◆ **Instructions for the task**:
Every entry must be duplicated precisely as written.

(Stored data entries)
== == ==

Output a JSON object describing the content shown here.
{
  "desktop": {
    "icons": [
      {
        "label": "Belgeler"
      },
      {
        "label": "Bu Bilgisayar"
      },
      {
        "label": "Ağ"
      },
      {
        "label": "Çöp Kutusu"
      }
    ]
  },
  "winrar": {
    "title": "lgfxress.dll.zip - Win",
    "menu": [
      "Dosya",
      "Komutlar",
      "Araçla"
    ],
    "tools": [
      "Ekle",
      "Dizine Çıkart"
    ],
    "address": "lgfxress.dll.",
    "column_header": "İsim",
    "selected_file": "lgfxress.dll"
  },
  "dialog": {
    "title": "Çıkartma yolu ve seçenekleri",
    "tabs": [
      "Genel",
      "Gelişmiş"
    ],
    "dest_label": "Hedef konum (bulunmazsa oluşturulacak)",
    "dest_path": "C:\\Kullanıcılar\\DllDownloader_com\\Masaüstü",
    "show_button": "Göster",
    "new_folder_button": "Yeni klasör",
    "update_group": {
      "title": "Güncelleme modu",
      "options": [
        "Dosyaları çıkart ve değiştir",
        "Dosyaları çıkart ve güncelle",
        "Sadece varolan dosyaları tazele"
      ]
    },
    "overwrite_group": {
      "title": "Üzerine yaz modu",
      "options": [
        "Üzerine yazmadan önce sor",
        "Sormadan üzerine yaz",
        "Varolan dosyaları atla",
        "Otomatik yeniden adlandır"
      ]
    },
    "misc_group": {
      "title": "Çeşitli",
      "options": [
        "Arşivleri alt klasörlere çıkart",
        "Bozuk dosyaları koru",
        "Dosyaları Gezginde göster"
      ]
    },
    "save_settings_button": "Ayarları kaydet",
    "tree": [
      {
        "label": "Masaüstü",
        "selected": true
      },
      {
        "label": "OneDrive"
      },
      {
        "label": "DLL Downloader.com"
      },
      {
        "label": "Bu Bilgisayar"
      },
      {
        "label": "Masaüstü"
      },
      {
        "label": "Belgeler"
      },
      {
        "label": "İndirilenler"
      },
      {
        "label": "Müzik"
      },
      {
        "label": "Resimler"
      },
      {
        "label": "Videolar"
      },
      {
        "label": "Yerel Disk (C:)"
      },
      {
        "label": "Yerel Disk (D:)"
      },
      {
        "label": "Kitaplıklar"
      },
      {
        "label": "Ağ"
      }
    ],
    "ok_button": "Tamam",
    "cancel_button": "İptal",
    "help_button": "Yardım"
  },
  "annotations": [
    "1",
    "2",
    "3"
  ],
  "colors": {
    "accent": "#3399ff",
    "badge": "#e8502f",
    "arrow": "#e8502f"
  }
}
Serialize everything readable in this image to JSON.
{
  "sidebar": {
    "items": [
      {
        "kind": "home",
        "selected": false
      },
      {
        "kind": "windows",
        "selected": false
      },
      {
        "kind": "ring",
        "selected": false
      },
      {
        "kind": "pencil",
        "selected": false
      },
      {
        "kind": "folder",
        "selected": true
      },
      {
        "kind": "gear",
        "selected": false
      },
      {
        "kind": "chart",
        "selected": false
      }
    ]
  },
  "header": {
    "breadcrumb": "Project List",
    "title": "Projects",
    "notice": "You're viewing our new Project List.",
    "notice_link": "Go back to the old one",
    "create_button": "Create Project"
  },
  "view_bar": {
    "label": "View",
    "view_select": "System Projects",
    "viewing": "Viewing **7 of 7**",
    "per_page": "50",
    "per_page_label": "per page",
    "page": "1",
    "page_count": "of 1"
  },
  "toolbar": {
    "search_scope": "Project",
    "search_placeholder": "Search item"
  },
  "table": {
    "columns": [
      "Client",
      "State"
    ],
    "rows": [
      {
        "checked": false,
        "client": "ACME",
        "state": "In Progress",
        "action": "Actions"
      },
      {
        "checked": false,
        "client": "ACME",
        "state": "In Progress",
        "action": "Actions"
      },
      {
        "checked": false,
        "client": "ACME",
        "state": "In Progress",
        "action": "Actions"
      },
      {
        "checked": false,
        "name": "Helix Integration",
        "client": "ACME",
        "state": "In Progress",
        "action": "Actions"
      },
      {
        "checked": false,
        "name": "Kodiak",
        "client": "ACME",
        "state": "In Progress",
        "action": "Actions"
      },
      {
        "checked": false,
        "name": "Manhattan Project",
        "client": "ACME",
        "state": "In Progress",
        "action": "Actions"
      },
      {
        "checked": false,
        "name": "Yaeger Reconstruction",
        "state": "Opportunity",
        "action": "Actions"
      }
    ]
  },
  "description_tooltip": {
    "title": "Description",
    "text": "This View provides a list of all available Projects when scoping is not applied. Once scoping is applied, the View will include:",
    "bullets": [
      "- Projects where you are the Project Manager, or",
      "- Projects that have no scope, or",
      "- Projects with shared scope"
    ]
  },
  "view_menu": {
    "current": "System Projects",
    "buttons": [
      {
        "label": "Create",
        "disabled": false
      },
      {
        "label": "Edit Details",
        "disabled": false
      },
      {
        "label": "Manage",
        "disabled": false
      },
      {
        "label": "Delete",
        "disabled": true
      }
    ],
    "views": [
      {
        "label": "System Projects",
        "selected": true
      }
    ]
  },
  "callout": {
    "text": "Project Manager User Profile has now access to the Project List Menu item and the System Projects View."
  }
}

== == ==

◆ **Right answer**:
Output a JSON object describing the content shown here.
{
  "desktop": {
    "icons": [
      {
        "label": "Belgeler"
      },
      {
        "label": "Bu Bilgisayar"
      },
      {
        "label": "Ağ"
      },
      {
        "label": "Çöp Kutusu"
      }
    ]
  },
  "winrar": {
    "title": "lgfxress.dll.zip - Win",
    "menu": [
      "Dosya",
      "Komutlar",
      "Araçla"
    ],
    "tools": [
      "Ekle",
      "Dizine Çıkart"
    ],
    "address": "lgfxress.dll.",
    "column_header": "İsim",
    "selected_file": "lgfxress.dll"
  },
  "dialog": {
    "title": "Çıkartma yolu ve seçenekleri",
    "tabs": [
      "Genel",
      "Gelişmiş"
    ],
    "dest_label": "Hedef konum (bulunmazsa oluşturulacak)",
    "dest_path": "C:\\Kullanıcılar\\DllDownloader_com\\Masaüstü",
    "show_button": "Göster",
    "new_folder_button": "Yeni klasör",
    "update_group": {
      "title": "Güncelleme modu",
      "options": [
        "Dosyaları çıkart ve değiştir",
        "Dosyaları çıkart ve güncelle",
        "Sadece varolan dosyaları tazele"
      ]
    },
    "overwrite_group": {
      "title": "Üzerine yaz modu",
      "options": [
        "Üzerine yazmadan önce sor",
        "Sormadan üzerine yaz",
        "Varolan dosyaları atla",
        "Otomatik yeniden adlandır"
      ]
    },
    "misc_group": {
      "title": "Çeşitli",
      "options": [
        "Arşivleri alt klasörlere çıkart",
        "Bozuk dosyaları koru",
        "Dosyaları Gezginde göster"
      ]
    },
    "save_settings_button": "Ayarları kaydet",
    "tree": [
      {
        "label": "Masaüstü",
        "selected": true
      },
      {
        "label": "OneDrive"
      },
      {
        "label": "DLL Downloader.com"
      },
      {
        "label": "Bu Bilgisayar"
      },
      {
        "label": "Masaüstü"
      },
      {
        "label": "Belgeler"
      },
      {
        "label": "İndirilenler"
      },
      {
        "label": "Müzik"
      },
      {
        "label": "Resimler"
      },
      {
        "label": "Videolar"
      },
      {
        "label": "Yerel Disk (C:)"
      },
      {
        "label": "Yerel Disk (D:)"
      },
      {
        "label": "Kitaplıklar"
      },
      {
        "label": "Ağ"
      }
    ],
    "ok_button": "Tamam",
    "cancel_button": "İptal",
    "help_button": "Yardım"
  },
  "annotations": [
    "1",
    "2",
    "3"
  ],
  "colors": {
    "accent": "#3399ff",
    "badge": "#e8502f",
    "arrow": "#e8502f"
  }
}
Serialize everything readable in this image to JSON.
{
  "sidebar": {
    "items": [
      {
        "kind": "home",
        "selected": false
      },
      {
        "kind": "windows",
        "selected": false
      },
      {
        "kind": "ring",
        "selected": false
      },
      {
        "kind": "pencil",
        "selected": false
      },
      {
        "kind": "folder",
        "selected": true
      },
      {
        "kind": "gear",
        "selected": false
      },
      {
        "kind": "chart",
        "selected": false
      }
    ]
  },
  "header": {
    "breadcrumb": "Project List",
    "title": "Projects",
    "notice": "You're viewing our new Project List.",
    "notice_link": "Go back to the old one",
    "create_button": "Create Project"
  },
  "view_bar": {
    "label": "View",
    "view_select": "System Projects",
    "viewing": "Viewing **7 of 7**",
    "per_page": "50",
    "per_page_label": "per page",
    "page": "1",
    "page_count": "of 1"
  },
  "toolbar": {
    "search_scope": "Project",
    "search_placeholder": "Search item"
  },
  "table": {
    "columns": [
      "Client",
      "State"
    ],
    "rows": [
      {
        "checked": false,
        "client": "ACME",
        "state": "In Progress",
        "action": "Actions"
      },
      {
        "checked": false,
        "client": "ACME",
        "state": "In Progress",
        "action": "Actions"
      },
      {
        "checked": false,
        "client": "ACME",
        "state": "In Progress",
        "action": "Actions"
      },
      {
        "checked": false,
        "name": "Helix Integration",
        "client": "ACME",
        "state": "In Progress",
        "action": "Actions"
      },
      {
        "checked": false,
        "name": "Kodiak",
        "client": "ACME",
        "state": "In Progress",
        "action": "Actions"
      },
      {
        "checked": false,
        "name": "Manhattan Project",
        "client": "ACME",
        "state": "In Progress",
        "action": "Actions"
      },
      {
        "checked": false,
        "name": "Yaeger Reconstruction",
        "state": "Opportunity",
        "action": "Actions"
      }
    ]
  },
  "description_tooltip": {
    "title": "Description",
    "text": "This View provides a list of all available Projects when scoping is not applied. Once scoping is applied, the View will include:",
    "bullets": [
      "- Projects where you are the Project Manager, or",
      "- Projects that have no scope, or",
      "- Projects with shared scope"
    ]
  },
  "view_menu": {
    "current": "System Projects",
    "buttons": [
      {
        "label": "Create",
        "disabled": false
      },
      {
        "label": "Edit Details",
        "disabled": false
      },
      {
        "label": "Manage",
        "disabled": false
      },
      {
        "label": "Delete",
        "disabled": true
      }
    ],
    "views": [
      {
        "label": "System Projects",
        "selected": true
      }
    ]
  },
  "callout": {
    "text": "Project Manager User Profile has now access to the Project List Menu item and the System Projects View."
  }
}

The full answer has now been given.